→ TASK TO COMPLETE
Output all of the entries below precisely as written.

— start of RECORDS FOR THE TASK —

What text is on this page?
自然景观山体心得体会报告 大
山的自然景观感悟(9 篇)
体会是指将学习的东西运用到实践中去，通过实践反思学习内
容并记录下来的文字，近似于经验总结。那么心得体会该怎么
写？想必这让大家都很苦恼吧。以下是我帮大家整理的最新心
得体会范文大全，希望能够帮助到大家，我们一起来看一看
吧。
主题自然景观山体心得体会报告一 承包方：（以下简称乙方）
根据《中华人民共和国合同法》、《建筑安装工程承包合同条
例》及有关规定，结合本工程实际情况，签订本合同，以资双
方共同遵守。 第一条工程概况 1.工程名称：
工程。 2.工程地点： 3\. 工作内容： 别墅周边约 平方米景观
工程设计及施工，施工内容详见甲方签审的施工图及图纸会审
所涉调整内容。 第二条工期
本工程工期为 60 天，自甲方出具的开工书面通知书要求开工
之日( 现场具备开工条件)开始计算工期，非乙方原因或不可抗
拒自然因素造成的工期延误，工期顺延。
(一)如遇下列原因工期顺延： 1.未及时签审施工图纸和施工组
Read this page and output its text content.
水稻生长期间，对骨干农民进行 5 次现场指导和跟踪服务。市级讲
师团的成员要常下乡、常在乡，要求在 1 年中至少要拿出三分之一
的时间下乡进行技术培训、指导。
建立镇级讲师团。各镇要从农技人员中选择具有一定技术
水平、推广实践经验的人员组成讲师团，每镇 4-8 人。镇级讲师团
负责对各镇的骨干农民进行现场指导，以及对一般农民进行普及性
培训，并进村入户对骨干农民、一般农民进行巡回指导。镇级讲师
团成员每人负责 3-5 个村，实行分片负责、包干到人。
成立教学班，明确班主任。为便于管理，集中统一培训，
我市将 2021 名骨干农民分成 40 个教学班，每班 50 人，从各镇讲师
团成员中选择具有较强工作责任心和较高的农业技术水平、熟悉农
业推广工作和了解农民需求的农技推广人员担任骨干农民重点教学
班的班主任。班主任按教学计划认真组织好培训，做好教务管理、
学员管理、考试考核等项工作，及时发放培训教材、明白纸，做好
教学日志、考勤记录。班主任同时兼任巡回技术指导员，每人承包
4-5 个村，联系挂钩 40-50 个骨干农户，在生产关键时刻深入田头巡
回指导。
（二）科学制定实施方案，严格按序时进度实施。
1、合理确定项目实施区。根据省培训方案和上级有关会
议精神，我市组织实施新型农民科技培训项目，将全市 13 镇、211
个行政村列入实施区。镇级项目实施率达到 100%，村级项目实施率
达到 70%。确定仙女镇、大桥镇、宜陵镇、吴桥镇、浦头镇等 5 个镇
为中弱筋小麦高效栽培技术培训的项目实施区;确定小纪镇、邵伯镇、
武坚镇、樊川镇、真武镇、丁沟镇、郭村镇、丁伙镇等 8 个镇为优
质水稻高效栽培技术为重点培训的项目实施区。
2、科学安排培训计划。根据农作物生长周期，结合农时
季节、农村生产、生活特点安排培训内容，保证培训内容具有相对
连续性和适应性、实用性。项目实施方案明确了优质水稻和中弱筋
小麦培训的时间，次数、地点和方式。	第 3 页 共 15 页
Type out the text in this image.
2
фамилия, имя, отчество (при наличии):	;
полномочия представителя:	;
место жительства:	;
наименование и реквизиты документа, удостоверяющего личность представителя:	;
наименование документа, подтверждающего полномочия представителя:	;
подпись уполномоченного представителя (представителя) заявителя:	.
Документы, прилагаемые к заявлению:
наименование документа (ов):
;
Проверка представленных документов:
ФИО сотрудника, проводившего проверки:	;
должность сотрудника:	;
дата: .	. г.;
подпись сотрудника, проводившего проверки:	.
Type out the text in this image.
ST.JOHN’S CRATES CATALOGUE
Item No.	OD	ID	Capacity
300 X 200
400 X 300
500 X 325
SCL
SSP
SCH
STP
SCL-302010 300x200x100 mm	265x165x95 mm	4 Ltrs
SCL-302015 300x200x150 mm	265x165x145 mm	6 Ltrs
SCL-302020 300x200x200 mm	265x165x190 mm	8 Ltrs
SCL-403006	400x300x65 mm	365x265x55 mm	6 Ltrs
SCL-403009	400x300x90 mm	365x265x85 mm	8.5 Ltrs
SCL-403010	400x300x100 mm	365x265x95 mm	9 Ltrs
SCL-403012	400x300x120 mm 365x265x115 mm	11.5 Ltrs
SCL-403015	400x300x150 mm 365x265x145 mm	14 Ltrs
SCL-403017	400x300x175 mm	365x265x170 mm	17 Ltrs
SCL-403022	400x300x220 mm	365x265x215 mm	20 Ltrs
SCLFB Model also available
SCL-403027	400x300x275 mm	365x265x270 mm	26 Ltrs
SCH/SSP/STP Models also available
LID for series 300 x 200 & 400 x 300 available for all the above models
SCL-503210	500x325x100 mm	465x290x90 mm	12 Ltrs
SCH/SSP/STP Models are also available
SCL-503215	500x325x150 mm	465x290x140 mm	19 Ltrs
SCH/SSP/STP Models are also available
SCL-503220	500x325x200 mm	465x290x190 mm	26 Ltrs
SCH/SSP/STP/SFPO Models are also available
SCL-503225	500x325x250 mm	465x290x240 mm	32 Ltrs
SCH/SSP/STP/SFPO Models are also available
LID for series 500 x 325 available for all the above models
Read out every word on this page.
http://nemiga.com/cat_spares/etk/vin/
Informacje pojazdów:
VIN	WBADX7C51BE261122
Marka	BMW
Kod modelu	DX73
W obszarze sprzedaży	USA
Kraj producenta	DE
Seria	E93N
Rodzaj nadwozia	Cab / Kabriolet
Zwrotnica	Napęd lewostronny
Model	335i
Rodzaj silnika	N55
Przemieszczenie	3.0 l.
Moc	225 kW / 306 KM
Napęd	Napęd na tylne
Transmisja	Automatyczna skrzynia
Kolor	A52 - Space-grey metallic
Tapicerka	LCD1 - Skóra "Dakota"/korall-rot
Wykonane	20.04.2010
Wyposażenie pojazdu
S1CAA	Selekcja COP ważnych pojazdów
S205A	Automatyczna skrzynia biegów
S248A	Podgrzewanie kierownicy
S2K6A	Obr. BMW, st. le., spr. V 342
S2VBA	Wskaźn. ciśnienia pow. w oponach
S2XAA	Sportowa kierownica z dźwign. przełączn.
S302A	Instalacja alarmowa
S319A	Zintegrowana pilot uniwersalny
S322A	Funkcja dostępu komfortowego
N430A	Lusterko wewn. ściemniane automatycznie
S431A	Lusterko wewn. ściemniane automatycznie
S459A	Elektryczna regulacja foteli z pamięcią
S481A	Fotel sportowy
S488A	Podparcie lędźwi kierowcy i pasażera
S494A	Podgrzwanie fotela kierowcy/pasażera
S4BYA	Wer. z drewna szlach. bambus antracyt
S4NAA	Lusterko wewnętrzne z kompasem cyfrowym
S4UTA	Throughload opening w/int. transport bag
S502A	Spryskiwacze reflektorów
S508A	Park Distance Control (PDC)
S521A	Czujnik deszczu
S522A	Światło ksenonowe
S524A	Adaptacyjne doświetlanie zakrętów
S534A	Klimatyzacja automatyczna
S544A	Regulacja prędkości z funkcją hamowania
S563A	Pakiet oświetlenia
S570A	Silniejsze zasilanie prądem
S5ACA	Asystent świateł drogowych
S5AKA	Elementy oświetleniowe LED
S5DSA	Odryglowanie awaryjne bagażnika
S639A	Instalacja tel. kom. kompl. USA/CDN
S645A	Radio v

— end of RECORDS FOR THE TASK —

→ SOLUTION TO THIS TASK
What text is on this page?
自然景观山体心得体会报告 大
山的自然景观感悟(9 篇)
体会是指将学习的东西运用到实践中去，通过实践反思学习内
容并记录下来的文字，近似于经验总结。那么心得体会该怎么
写？想必这让大家都很苦恼吧。以下是我帮大家整理的最新心
得体会范文大全，希望能够帮助到大家，我们一起来看一看
吧。
主题自然景观山体心得体会报告一 承包方：（以下简称乙方）
根据《中华人民共和国合同法》、《建筑安装工程承包合同条
例》及有关规定，结合本工程实际情况，签订本合同，以资双
方共同遵守。 第一条工程概况 1.工程名称：
工程。 2.工程地点： 3\. 工作内容： 别墅周边约 平方米景观
工程设计及施工，施工内容详见甲方签审的施工图及图纸会审
所涉调整内容。 第二条工期
本工程工期为 60 天，自甲方出具的开工书面通知书要求开工
之日( 现场具备开工条件)开始计算工期，非乙方原因或不可抗
拒自然因素造成的工期延误，工期顺延。
(一)如遇下列原因工期顺延： 1.未及时签审施工图纸和施工组
Read this page and output its text content.
水稻生长期间，对骨干农民进行 5 次现场指导和跟踪服务。市级讲
师团的成员要常下乡、常在乡，要求在 1 年中至少要拿出三分之一
的时间下乡进行技术培训、指导。
建立镇级讲师团。各镇要从农技人员中选择具有一定技术
水平、推广实践经验的人员组成讲师团，每镇 4-8 人。镇级讲师团
负责对各镇的骨干农民进行现场指导，以及对一般农民进行普及性
培训，并进村入户对骨干农民、一般农民进行巡回指导。镇级讲师
团成员每人负责 3-5 个村，实行分片负责、包干到人。
成立教学班，明确班主任。为便于管理，集中统一培训，
我市将 2021 名骨干农民分成 40 个教学班，每班 50 人，从各镇讲师
团成员中选择具有较强工作责任心和较高的农业技术水平、熟悉农
业推广工作和了解农民需求的农技推广人员担任骨干农民重点教学
班的班主任。班主任按教学计划认真组织好培训，做好教务管理、
学员管理、考试考核等项工作，及时发放培训教材、明白纸，做好
教学日志、考勤记录。班主任同时兼任巡回技术指导员，每人承包
4-5 个村，联系挂钩 40-50 个骨干农户，在生产关键时刻深入田头巡
回指导。
（二）科学制定实施方案，严格按序时进度实施。
1、合理确定项目实施区。根据省培训方案和上级有关会
议精神，我市组织实施新型农民科技培训项目，将全市 13 镇、211
个行政村列入实施区。镇级项目实施率达到 100%，村级项目实施率
达到 70%。确定仙女镇、大桥镇、宜陵镇、吴桥镇、浦头镇等 5 个镇
为中弱筋小麦高效栽培技术培训的项目实施区;确定小纪镇、邵伯镇、
武坚镇、樊川镇、真武镇、丁沟镇、郭村镇、丁伙镇等 8 个镇为优
质水稻高效栽培技术为重点培训的项目实施区。
2、科学安排培训计划。根据农作物生长周期，结合农时
季节、农村生产、生活特点安排培训内容，保证培训内容具有相对
连续性和适应性、实用性。项目实施方案明确了优质水稻和中弱筋
小麦培训的时间，次数、地点和方式。	第 3 页 共 15 页
Type out the text in this image.
2
фамилия, имя, отчество (при наличии):	;
полномочия представителя:	;
место жительства:	;
наименование и реквизиты документа, удостоверяющего личность представителя:	;
наименование документа, подтверждающего полномочия представителя:	;
подпись уполномоченного представителя (представителя) заявителя:	.
Документы, прилагаемые к заявлению:
наименование документа (ов):
;
Проверка представленных документов:
ФИО сотрудника, проводившего проверки:	;
должность сотрудника:	;
дата: .	. г.;
подпись сотрудника, проводившего проверки:	.
Type out the text in this image.
ST.JOHN’S CRATES CATALOGUE
Item No.	OD	ID	Capacity
300 X 200
400 X 300
500 X 325
SCL
SSP
SCH
STP
SCL-302010 300x200x100 mm	265x165x95 mm	4 Ltrs
SCL-302015 300x200x150 mm	265x165x145 mm	6 Ltrs
SCL-302020 300x200x200 mm	265x165x190 mm	8 Ltrs
SCL-403006	400x300x65 mm	365x265x55 mm	6 Ltrs
SCL-403009	400x300x90 mm	365x265x85 mm	8.5 Ltrs
SCL-403010	400x300x100 mm	365x265x95 mm	9 Ltrs
SCL-403012	400x300x120 mm 365x265x115 mm	11.5 Ltrs
SCL-403015	400x300x150 mm 365x265x145 mm	14 Ltrs
SCL-403017	400x300x175 mm	365x265x170 mm	17 Ltrs
SCL-403022	400x300x220 mm	365x265x215 mm	20 Ltrs
SCLFB Model also available
SCL-403027	400x300x275 mm	365x265x270 mm	26 Ltrs
SCH/SSP/STP Models also available
LID for series 300 x 200 & 400 x 300 available for all the above models
SCL-503210	500x325x100 mm	465x290x90 mm	12 Ltrs
SCH/SSP/STP Models are also available
SCL-503215	500x325x150 mm	465x290x140 mm	19 Ltrs
SCH/SSP/STP Models are also available
SCL-503220	500x325x200 mm	465x290x190 mm	26 Ltrs
SCH/SSP/STP/SFPO Models are also available
SCL-503225	500x325x250 mm	465x290x240 mm	32 Ltrs
SCH/SSP/STP/SFPO Models are also available
LID for series 500 x 325 available for all the above models
Read out every word on this page.
http://nemiga.com/cat_spares/etk/vin/
Informacje pojazdów:
VIN	WBADX7C51BE261122
Marka	BMW
Kod modelu	DX73
W obszarze sprzedaży	USA
Kraj producenta	DE
Seria	E93N
Rodzaj nadwozia	Cab / Kabriolet
Zwrotnica	Napęd lewostronny
Model	335i
Rodzaj silnika	N55
Przemieszczenie	3.0 l.
Moc	225 kW / 306 KM
Napęd	Napęd na tylne
Transmisja	Automatyczna skrzynia
Kolor	A52 - Space-grey metallic
Tapicerka	LCD1 - Skóra "Dakota"/korall-rot
Wykonane	20.04.2010
Wyposażenie pojazdu
S1CAA	Selekcja COP ważnych pojazdów
S205A	Automatyczna skrzynia biegów
S248A	Podgrzewanie kierownicy
S2K6A	Obr. BMW, st. le., spr. V 342
S2VBA	Wskaźn. ciśnienia pow. w oponach
S2XAA	Sportowa kierownica z dźwign. przełączn.
S302A	Instalacja alarmowa
S319A	Zintegrowana pilot uniwersalny
S322A	Funkcja dostępu komfortowego
N430A	Lusterko wewn. ściemniane automatycznie
S431A	Lusterko wewn. ściemniane automatycznie
S459A	Elektryczna regulacja foteli z pamięcią
S481A	Fotel sportowy
S488A	Podparcie lędźwi kierowcy i pasażera
S494A	Podgrzwanie fotela kierowcy/pasażera
S4BYA	Wer. z drewna szlach. bambus antracyt
S4NAA	Lusterko wewnętrzne z kompasem cyfrowym
S4UTA	Throughload opening w/int. transport bag
S502A	Spryskiwacze reflektorów
S508A	Park Distance Control (PDC)
S521A	Czujnik deszczu
S522A	Światło ksenonowe
S524A	Adaptacyjne doświetlanie zakrętów
S534A	Klimatyzacja automatyczna
S544A	Regulacja prędkości z funkcją hamowania
S563A	Pakiet oświetlenia
S570A	Silniejsze zasilanie prądem
S5ACA	Asystent świateł drogowych
S5AKA	Elementy oświetleniowe LED
S5DSA	Odryglowanie awaryjne bagażnika
S639A	Instalacja tel. kom. kompl. USA/CDN
S645A	Radio v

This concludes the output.